Recorded data:
- - -

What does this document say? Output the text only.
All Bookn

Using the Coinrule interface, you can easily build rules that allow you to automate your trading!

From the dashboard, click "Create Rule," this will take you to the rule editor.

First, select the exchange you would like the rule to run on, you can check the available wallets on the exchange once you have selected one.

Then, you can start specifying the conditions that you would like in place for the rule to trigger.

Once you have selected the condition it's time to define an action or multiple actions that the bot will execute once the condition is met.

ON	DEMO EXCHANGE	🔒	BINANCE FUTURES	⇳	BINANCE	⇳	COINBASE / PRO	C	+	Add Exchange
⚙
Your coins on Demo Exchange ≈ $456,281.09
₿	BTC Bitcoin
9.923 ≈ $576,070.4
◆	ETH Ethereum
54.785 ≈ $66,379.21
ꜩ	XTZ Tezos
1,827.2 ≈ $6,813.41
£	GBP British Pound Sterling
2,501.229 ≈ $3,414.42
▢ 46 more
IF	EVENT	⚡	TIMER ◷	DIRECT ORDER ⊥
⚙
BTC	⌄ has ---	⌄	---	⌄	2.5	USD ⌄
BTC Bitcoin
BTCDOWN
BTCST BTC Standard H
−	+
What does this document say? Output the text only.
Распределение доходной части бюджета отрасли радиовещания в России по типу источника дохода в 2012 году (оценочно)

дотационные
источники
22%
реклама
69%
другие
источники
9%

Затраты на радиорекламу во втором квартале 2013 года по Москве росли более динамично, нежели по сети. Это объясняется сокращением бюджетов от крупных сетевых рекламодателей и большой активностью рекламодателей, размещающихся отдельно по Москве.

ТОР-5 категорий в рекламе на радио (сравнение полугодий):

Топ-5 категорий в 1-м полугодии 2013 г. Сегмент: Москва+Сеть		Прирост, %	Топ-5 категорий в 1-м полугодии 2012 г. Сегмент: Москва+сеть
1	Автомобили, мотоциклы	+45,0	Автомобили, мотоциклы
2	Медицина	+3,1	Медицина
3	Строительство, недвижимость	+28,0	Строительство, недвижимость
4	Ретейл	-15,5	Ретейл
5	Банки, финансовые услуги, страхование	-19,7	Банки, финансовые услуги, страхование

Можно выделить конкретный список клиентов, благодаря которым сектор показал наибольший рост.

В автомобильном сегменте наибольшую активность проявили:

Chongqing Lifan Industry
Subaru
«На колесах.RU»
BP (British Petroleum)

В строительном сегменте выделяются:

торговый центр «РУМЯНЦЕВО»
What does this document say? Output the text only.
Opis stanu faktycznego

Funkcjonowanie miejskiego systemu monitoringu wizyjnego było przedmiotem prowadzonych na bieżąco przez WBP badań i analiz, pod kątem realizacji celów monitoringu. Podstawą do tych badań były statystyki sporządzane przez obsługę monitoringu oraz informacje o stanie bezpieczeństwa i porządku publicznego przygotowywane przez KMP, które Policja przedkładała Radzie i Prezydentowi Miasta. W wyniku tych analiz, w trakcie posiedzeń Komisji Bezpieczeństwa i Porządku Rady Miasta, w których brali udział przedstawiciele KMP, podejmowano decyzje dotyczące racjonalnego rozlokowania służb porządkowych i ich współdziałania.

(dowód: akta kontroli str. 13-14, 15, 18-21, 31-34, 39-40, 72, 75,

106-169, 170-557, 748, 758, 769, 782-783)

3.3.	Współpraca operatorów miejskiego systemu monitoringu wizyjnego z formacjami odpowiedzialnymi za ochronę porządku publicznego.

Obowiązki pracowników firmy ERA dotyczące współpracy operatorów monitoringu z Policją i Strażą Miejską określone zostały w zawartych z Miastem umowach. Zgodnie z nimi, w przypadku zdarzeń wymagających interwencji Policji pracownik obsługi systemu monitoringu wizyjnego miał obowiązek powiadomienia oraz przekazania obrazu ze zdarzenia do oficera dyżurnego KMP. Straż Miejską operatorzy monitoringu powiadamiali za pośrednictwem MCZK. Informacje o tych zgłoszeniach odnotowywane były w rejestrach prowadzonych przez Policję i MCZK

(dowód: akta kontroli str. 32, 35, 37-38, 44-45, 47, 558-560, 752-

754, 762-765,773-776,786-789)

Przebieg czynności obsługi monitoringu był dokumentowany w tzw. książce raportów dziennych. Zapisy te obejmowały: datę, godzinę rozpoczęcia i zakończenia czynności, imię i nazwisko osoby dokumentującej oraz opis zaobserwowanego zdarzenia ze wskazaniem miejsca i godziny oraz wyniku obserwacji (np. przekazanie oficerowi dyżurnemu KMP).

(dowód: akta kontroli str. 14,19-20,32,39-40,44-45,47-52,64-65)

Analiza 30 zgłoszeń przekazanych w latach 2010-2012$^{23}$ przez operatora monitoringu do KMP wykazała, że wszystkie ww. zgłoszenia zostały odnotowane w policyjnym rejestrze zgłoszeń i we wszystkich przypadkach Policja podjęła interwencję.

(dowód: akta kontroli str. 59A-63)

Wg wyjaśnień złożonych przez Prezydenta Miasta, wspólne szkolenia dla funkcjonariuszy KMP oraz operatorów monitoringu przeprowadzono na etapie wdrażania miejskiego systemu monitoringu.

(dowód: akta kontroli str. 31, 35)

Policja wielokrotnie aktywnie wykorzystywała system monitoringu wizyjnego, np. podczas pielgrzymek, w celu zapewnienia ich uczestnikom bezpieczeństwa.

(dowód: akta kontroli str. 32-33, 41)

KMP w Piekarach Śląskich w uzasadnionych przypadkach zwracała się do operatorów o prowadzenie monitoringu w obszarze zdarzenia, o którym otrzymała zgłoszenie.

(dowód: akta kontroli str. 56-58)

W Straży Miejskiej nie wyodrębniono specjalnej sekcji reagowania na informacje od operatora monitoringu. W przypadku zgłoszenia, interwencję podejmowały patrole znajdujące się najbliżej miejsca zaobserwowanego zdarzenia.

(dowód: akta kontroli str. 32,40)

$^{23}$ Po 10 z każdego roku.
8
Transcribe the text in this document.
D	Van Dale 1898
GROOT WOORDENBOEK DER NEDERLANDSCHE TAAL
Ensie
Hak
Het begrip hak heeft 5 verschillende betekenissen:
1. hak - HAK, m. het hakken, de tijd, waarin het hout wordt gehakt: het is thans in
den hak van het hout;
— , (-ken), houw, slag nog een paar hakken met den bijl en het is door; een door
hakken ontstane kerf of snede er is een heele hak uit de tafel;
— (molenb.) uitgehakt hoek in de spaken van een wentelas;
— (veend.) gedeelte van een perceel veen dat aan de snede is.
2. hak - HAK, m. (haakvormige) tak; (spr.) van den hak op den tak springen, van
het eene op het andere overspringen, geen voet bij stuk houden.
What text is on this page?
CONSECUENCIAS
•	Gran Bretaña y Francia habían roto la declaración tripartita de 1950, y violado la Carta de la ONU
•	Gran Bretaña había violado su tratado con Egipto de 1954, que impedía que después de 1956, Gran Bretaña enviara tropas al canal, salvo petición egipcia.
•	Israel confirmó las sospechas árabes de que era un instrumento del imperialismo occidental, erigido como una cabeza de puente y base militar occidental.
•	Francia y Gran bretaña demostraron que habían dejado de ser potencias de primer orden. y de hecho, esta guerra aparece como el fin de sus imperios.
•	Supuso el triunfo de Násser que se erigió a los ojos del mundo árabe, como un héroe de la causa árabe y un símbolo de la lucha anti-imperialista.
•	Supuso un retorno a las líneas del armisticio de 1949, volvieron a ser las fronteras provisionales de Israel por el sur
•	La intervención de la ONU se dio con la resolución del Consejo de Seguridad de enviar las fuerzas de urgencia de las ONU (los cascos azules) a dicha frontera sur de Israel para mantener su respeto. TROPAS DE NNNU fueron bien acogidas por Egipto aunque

- - -

> [TASK DETAILS] Starting with the line that contains "Transcribe the text in this document.", return each line through the last one of the data above, exactly as written and nothing more.

> [EXERCISE RESPONSE]
Transcribe the text in this document.
D	Van Dale 1898
GROOT WOORDENBOEK DER NEDERLANDSCHE TAAL
Ensie
Hak
Het begrip hak heeft 5 verschillende betekenissen:
1. hak - HAK, m. het hakken, de tijd, waarin het hout wordt gehakt: het is thans in
den hak van het hout;
— , (-ken), houw, slag nog een paar hakken met den bijl en het is door; een door
hakken ontstane kerf of snede er is een heele hak uit de tafel;
— (molenb.) uitgehakt hoek in de spaken van een wentelas;
— (veend.) gedeelte van een perceel veen dat aan de snede is.
2. hak - HAK, m. (haakvormige) tak; (spr.) van den hak op den tak springen, van
het eene op het andere overspringen, geen voet bij stuk houden.
What text is on this page?
CONSECUENCIAS
•	Gran Bretaña y Francia habían roto la declaración tripartita de 1950, y violado la Carta de la ONU
•	Gran Bretaña había violado su tratado con Egipto de 1954, que impedía que después de 1956, Gran Bretaña enviara tropas al canal, salvo petición egipcia.
•	Israel confirmó las sospechas árabes de que era un instrumento del imperialismo occidental, erigido como una cabeza de puente y base militar occidental.
•	Francia y Gran bretaña demostraron que habían dejado de ser potencias de primer orden. y de hecho, esta guerra aparece como el fin de sus imperios.
•	Supuso el triunfo de Násser que se erigió a los ojos del mundo árabe, como un héroe de la causa árabe y un símbolo de la lucha anti-imperialista.
•	Supuso un retorno a las líneas del armisticio de 1949, volvieron a ser las fronteras provisionales de Israel por el sur
•	La intervención de la ONU se dio con la resolución del Consejo de Seguridad de enviar las fuerzas de urgencia de las ONU (los cascos azules) a dicha frontera sur de Israel para mantener su respeto. TROPAS DE NNNU fueron bien acogidas por Egipto aunque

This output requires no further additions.